Requirement 1:
For each statement below, decide whether it agrees with the soccer-morning story. Answer yes or no and quote the deciding words: (a) The son's soccer game was at 8:45. (b) The needed items were found the night before. (c) A left soccer shoe was left at home.
Requirement 2:
From the soccer-morning story, extract word for word the passage starting with "By Matt Reese" and going on through "were running late.".

== Document excerpt ==

By Matt Reese
It was a harried Saturday morning. Our young son had an 8:45 soccer game and we were scrambling to get him equipped with the proper uniform, socks, shin guards, water bottle and all of the other necessities required for a 30-minute epic battle of three-year-old athletes upon the field of play. I was in charge of shoes and shin guards and we were running late.
With proper planning, I would have found all of the necessary items the night before so they were ready to go in the morning. I didn’t do that, however. It was a wild scramble and
finally we had everything loaded and ready to go. The kids were in their car seats and we were headed down the road before I realized I left my son’s left soccer shoe at home. My wife was not impressed.

===
== Data shown ==

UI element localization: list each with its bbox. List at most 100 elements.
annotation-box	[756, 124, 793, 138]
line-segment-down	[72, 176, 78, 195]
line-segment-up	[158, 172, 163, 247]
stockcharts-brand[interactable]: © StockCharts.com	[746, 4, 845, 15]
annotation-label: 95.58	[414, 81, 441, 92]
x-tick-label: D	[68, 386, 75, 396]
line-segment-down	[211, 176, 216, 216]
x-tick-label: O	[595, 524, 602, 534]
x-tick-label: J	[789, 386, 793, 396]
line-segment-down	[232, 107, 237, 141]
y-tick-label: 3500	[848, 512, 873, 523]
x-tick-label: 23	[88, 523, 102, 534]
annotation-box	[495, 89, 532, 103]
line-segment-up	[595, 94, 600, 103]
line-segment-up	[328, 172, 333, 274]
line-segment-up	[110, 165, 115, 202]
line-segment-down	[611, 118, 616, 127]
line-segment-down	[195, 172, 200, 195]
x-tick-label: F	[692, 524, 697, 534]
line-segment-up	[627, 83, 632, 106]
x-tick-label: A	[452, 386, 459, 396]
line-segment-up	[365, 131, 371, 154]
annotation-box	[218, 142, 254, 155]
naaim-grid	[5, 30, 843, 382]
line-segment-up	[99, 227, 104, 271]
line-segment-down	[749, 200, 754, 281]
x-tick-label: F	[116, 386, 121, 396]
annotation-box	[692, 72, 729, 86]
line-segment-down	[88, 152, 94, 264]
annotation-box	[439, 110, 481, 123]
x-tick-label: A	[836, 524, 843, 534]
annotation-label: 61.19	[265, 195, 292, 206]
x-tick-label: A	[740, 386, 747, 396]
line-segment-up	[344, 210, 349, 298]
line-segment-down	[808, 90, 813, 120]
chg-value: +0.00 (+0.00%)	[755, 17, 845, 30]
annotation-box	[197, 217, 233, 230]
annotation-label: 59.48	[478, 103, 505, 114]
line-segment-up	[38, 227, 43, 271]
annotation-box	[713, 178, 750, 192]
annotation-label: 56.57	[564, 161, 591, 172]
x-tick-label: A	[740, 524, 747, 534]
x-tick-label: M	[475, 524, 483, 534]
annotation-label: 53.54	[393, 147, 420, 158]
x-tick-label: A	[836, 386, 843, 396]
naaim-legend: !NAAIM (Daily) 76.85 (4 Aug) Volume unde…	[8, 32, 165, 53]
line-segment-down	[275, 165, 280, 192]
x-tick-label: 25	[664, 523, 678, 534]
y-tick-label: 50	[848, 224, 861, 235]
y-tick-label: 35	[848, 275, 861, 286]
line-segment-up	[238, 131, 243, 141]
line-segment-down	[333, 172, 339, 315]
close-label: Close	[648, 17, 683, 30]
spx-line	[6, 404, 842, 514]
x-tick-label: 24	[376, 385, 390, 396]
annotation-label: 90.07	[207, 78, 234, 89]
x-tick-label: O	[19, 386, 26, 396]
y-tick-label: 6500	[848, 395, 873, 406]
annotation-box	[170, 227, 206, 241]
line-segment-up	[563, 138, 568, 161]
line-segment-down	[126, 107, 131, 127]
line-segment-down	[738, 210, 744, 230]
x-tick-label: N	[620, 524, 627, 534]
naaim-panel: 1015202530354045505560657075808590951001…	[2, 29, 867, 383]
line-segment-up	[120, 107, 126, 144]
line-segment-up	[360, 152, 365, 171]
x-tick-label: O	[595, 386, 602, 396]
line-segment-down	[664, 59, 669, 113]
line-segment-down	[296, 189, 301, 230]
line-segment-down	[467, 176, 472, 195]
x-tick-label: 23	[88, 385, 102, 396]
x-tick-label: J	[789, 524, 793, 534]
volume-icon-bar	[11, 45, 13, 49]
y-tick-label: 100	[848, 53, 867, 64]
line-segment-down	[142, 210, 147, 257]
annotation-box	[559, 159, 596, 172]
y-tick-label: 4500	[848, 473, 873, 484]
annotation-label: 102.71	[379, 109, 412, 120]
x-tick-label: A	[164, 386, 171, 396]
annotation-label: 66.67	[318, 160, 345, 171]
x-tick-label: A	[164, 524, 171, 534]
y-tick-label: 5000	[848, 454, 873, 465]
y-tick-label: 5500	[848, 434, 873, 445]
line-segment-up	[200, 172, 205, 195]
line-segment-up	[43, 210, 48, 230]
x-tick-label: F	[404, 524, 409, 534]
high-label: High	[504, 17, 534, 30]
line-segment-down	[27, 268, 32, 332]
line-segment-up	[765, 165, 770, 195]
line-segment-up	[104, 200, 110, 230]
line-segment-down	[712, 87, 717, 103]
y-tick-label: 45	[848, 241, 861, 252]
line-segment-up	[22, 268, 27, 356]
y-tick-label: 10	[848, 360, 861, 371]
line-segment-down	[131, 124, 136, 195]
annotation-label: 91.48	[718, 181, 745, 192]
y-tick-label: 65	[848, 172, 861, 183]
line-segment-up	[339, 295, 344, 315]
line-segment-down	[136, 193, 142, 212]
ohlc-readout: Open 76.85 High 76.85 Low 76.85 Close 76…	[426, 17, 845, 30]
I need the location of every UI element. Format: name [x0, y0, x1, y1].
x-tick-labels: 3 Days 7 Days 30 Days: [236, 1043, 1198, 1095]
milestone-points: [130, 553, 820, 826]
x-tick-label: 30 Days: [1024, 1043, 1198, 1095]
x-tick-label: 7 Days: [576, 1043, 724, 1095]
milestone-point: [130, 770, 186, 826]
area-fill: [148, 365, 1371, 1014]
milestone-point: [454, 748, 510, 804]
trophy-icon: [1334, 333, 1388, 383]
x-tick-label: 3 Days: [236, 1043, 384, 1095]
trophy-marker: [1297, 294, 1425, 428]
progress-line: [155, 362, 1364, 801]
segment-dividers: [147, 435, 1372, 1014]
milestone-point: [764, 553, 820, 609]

===

Your solution 1:
(a) Yes: "Our young son had an 8:45 soccer game"
(b) No: "I didn’t do that, however."
(c) Yes: "I realized I left my son’s left soccer shoe at home"

Your solution 2:
By Matt Reese
It was a harried Saturday morning. Our young son had an 8:45 soccer game and we were scrambling to get him equipped with the proper uniform, socks, shin guards, water bottle and all of the other necessities required for a 30-minute epic battle of three-year-old athletes upon the field of play. I was in charge of shoes and shin guards and we were running late.